--- BEGIN ---
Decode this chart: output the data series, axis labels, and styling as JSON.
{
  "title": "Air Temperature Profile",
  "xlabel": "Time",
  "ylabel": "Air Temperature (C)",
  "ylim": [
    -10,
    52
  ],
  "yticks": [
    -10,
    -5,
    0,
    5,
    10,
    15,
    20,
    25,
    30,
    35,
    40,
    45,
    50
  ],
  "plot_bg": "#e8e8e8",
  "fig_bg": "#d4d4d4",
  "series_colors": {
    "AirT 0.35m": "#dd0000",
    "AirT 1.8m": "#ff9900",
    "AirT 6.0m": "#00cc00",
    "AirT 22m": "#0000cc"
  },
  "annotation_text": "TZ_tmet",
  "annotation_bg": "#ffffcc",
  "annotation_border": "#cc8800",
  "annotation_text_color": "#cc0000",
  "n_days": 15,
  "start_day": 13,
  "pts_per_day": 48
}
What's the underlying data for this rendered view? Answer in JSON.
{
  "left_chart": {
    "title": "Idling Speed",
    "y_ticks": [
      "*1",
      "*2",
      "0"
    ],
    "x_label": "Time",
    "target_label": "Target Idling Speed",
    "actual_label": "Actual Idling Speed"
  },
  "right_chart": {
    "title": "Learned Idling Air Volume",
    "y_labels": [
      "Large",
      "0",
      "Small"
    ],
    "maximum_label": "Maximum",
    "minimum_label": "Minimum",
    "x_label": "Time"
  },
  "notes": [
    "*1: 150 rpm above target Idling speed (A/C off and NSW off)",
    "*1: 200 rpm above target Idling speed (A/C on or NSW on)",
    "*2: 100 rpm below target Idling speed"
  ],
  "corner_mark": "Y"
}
--- END ---
**Task:**
Your task is to list each line of the records with the word "Temperature".

**Written reply:**
  "title": "Air Temperature Profile",
  "ylabel": "Air Temperature (C)",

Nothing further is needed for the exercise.